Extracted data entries

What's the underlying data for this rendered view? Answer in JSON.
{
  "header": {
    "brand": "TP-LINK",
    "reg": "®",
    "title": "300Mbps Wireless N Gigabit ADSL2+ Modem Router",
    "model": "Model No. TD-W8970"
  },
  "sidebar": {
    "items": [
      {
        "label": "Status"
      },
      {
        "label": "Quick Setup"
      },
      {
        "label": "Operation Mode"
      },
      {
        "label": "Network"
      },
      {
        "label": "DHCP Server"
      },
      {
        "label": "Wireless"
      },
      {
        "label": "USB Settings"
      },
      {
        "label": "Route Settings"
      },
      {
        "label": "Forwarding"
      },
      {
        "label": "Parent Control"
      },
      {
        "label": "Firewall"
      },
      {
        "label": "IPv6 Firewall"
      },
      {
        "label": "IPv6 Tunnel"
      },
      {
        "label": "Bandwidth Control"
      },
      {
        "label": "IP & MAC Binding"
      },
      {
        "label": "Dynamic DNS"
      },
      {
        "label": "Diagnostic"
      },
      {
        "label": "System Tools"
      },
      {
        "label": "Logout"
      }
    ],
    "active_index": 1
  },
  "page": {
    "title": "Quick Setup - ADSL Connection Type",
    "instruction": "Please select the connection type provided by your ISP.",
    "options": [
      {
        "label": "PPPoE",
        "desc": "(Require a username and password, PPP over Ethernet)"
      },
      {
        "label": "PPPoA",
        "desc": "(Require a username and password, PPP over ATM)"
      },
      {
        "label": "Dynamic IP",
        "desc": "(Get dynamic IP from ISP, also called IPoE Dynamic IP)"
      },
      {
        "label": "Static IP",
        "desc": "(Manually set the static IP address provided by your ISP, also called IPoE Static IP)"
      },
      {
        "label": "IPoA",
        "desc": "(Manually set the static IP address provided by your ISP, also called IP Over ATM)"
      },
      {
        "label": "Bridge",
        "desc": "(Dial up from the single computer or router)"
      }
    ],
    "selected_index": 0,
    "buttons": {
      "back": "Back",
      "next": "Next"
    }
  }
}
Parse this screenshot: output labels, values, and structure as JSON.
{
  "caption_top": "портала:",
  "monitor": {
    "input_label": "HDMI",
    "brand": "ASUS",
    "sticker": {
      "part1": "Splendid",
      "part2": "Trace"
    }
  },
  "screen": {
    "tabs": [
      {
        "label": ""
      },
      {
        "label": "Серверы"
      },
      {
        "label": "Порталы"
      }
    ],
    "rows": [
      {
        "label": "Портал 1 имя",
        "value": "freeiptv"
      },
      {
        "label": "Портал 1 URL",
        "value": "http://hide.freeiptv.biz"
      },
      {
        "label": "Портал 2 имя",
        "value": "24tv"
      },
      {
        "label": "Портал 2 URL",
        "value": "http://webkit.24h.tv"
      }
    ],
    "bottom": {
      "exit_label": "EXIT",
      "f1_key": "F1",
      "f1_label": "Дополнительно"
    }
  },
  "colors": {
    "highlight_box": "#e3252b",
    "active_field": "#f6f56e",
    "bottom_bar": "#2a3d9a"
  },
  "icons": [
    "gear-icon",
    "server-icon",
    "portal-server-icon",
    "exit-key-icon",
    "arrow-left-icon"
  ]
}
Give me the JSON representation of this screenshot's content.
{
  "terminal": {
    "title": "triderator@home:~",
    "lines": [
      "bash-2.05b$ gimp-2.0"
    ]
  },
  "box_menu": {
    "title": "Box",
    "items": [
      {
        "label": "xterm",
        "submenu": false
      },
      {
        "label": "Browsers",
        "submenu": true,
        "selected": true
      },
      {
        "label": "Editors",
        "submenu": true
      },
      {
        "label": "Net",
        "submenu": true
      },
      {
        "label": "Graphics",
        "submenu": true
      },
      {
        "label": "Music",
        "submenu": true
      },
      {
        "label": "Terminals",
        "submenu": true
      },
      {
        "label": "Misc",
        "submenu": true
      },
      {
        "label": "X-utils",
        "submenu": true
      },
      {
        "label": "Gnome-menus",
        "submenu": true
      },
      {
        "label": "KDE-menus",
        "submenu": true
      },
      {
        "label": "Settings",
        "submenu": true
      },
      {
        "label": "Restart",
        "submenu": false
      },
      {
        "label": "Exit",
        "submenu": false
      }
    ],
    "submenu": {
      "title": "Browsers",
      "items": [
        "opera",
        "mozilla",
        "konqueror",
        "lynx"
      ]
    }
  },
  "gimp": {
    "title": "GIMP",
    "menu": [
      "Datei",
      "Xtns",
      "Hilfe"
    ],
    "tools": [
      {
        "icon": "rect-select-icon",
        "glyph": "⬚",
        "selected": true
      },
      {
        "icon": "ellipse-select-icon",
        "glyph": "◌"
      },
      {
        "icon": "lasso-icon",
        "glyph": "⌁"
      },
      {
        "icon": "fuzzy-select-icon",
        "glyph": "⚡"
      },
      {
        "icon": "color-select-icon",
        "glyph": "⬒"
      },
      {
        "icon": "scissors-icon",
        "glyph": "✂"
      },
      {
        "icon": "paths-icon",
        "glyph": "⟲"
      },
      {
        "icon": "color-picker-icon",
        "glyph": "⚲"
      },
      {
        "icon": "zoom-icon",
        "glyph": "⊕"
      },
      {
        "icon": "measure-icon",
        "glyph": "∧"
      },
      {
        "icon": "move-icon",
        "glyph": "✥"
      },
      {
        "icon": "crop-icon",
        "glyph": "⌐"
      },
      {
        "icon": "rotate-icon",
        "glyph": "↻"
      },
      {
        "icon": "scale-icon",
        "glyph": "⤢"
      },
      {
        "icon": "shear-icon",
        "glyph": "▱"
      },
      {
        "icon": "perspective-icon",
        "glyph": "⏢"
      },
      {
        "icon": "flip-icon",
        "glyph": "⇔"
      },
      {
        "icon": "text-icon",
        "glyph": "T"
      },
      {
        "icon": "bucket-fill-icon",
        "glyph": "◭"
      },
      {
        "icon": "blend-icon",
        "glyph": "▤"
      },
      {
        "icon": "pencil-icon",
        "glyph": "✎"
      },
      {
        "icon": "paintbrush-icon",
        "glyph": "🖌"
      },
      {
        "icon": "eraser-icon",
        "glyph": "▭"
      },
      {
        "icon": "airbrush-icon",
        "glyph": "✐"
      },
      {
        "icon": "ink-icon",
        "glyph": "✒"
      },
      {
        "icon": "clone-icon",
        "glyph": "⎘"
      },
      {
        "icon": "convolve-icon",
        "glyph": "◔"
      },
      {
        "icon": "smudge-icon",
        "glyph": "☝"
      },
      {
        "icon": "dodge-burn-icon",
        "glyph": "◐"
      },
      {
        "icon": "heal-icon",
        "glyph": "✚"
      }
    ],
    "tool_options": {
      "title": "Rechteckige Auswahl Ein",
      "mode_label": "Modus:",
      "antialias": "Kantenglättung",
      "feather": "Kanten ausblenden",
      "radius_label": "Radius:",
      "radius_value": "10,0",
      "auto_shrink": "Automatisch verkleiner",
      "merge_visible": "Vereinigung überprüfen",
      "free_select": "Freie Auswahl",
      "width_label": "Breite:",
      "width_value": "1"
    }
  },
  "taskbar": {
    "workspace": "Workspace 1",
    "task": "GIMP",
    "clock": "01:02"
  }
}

__Exercise description__: From the preceding material, extract every line exactly.

__Answer for the task__:
What's the underlying data for this rendered view? Answer in JSON.
{
  "header": {
    "brand": "TP-LINK",
    "reg": "®",
    "title": "300Mbps Wireless N Gigabit ADSL2+ Modem Router",
    "model": "Model No. TD-W8970"
  },
  "sidebar": {
    "items": [
      {
        "label": "Status"
      },
      {
        "label": "Quick Setup"
      },
      {
        "label": "Operation Mode"
      },
      {
        "label": "Network"
      },
      {
        "label": "DHCP Server"
      },
      {
        "label": "Wireless"
      },
      {
        "label": "USB Settings"
      },
      {
        "label": "Route Settings"
      },
      {
        "label": "Forwarding"
      },
      {
        "label": "Parent Control"
      },
      {
        "label": "Firewall"
      },
      {
        "label": "IPv6 Firewall"
      },
      {
        "label": "IPv6 Tunnel"
      },
      {
        "label": "Bandwidth Control"
      },
      {
        "label": "IP & MAC Binding"
      },
      {
        "label": "Dynamic DNS"
      },
      {
        "label": "Diagnostic"
      },
      {
        "label": "System Tools"
      },
      {
        "label": "Logout"
      }
    ],
    "active_index": 1
  },
  "page": {
    "title": "Quick Setup - ADSL Connection Type",
    "instruction": "Please select the connection type provided by your ISP.",
    "options": [
      {
        "label": "PPPoE",
        "desc": "(Require a username and password, PPP over Ethernet)"
      },
      {
        "label": "PPPoA",
        "desc": "(Require a username and password, PPP over ATM)"
      },
      {
        "label": "Dynamic IP",
        "desc": "(Get dynamic IP from ISP, also called IPoE Dynamic IP)"
      },
      {
        "label": "Static IP",
        "desc": "(Manually set the static IP address provided by your ISP, also called IPoE Static IP)"
      },
      {
        "label": "IPoA",
        "desc": "(Manually set the static IP address provided by your ISP, also called IP Over ATM)"
      },
      {
        "label": "Bridge",
        "desc": "(Dial up from the single computer or router)"
      }
    ],
    "selected_index": 0,
    "buttons": {
      "back": "Back",
      "next": "Next"
    }
  }
}
Parse this screenshot: output labels, values, and structure as JSON.
{
  "caption_top": "портала:",
  "monitor": {
    "input_label": "HDMI",
    "brand": "ASUS",
    "sticker": {
      "part1": "Splendid",
      "part2": "Trace"
    }
  },
  "screen": {
    "tabs": [
      {
        "label": ""
      },
      {
        "label": "Серверы"
      },
      {
        "label": "Порталы"
      }
    ],
    "rows": [
      {
        "label": "Портал 1 имя",
        "value": "freeiptv"
      },
      {
        "label": "Портал 1 URL",
        "value": "http://hide.freeiptv.biz"
      },
      {
        "label": "Портал 2 имя",
        "value": "24tv"
      },
      {
        "label": "Портал 2 URL",
        "value": "http://webkit.24h.tv"
      }
    ],
    "bottom": {
      "exit_label": "EXIT",
      "f1_key": "F1",
      "f1_label": "Дополнительно"
    }
  },
  "colors": {
    "highlight_box": "#e3252b",
    "active_field": "#f6f56e",
    "bottom_bar": "#2a3d9a"
  },
  "icons": [
    "gear-icon",
    "server-icon",
    "portal-server-icon",
    "exit-key-icon",
    "arrow-left-icon"
  ]
}
Give me the JSON representation of this screenshot's content.
{
  "terminal": {
    "title": "triderator@home:~",
    "lines": [
      "bash-2.05b$ gimp-2.0"
    ]
  },
  "box_menu": {
    "title": "Box",
    "items": [
      {
        "label": "xterm",
        "submenu": false
      },
      {
        "label": "Browsers",
        "submenu": true,
        "selected": true
      },
      {
        "label": "Editors",
        "submenu": true
      },
      {
        "label": "Net",
        "submenu": true
      },
      {
        "label": "Graphics",
        "submenu": true
      },
      {
        "label": "Music",
        "submenu": true
      },
      {
        "label": "Terminals",
        "submenu": true
      },
      {
        "label": "Misc",
        "submenu": true
      },
      {
        "label": "X-utils",
        "submenu": true
      },
      {
        "label": "Gnome-menus",
        "submenu": true
      },
      {
        "label": "KDE-menus",
        "submenu": true
      },
      {
        "label": "Settings",
        "submenu": true
      },
      {
        "label": "Restart",
        "submenu": false
      },
      {
        "label": "Exit",
        "submenu": false
      }
    ],
    "submenu": {
      "title": "Browsers",
      "items": [
        "opera",
        "mozilla",
        "konqueror",
        "lynx"
      ]
    }
  },
  "gimp": {
    "title": "GIMP",
    "menu": [
      "Datei",
      "Xtns",
      "Hilfe"
    ],
    "tools": [
      {
        "icon": "rect-select-icon",
        "glyph": "⬚",
        "selected": true
      },
      {
        "icon": "ellipse-select-icon",
        "glyph": "◌"
      },
      {
        "icon": "lasso-icon",
        "glyph": "⌁"
      },
      {
        "icon": "fuzzy-select-icon",
        "glyph": "⚡"
      },
      {
        "icon": "color-select-icon",
        "glyph": "⬒"
      },
      {
        "icon": "scissors-icon",
        "glyph": "✂"
      },
      {
        "icon": "paths-icon",
        "glyph": "⟲"
      },
      {
        "icon": "color-picker-icon",
        "glyph": "⚲"
      },
      {
        "icon": "zoom-icon",
        "glyph": "⊕"
      },
      {
        "icon": "measure-icon",
        "glyph": "∧"
      },
      {
        "icon": "move-icon",
        "glyph": "✥"
      },
      {
        "icon": "crop-icon",
        "glyph": "⌐"
      },
      {
        "icon": "rotate-icon",
        "glyph": "↻"
      },
      {
        "icon": "scale-icon",
        "glyph": "⤢"
      },
      {
        "icon": "shear-icon",
        "glyph": "▱"
      },
      {
        "icon": "perspective-icon",
        "glyph": "⏢"
      },
      {
        "icon": "flip-icon",
        "glyph": "⇔"
      },
      {
        "icon": "text-icon",
        "glyph": "T"
      },
      {
        "icon": "bucket-fill-icon",
        "glyph": "◭"
      },
      {
        "icon": "blend-icon",
        "glyph": "▤"
      },
      {
        "icon": "pencil-icon",
        "glyph": "✎"
      },
      {
        "icon": "paintbrush-icon",
        "glyph": "🖌"
      },
      {
        "icon": "eraser-icon",
        "glyph": "▭"
      },
      {
        "icon": "airbrush-icon",
        "glyph": "✐"
      },
      {
        "icon": "ink-icon",
        "glyph": "✒"
      },
      {
        "icon": "clone-icon",
        "glyph": "⎘"
      },
      {
        "icon": "convolve-icon",
        "glyph": "◔"
      },
      {
        "icon": "smudge-icon",
        "glyph": "☝"
      },
      {
        "icon": "dodge-burn-icon",
        "glyph": "◐"
      },
      {
        "icon": "heal-icon",
        "glyph": "✚"
      }
    ],
    "tool_options": {
      "title": "Rechteckige Auswahl Ein",
      "mode_label": "Modus:",
      "antialias": "Kantenglättung",
      "feather": "Kanten ausblenden",
      "radius_label": "Radius:",
      "radius_value": "10,0",
      "auto_shrink": "Automatisch verkleiner",
      "merge_visible": "Vereinigung überprüfen",
      "free_select": "Freie Auswahl",
      "width_label": "Breite:",
      "width_value": "1"
    }
  },
  "taskbar": {
    "workspace": "Workspace 1",
    "task": "GIMP",
    "clock": "01:02"
  }
}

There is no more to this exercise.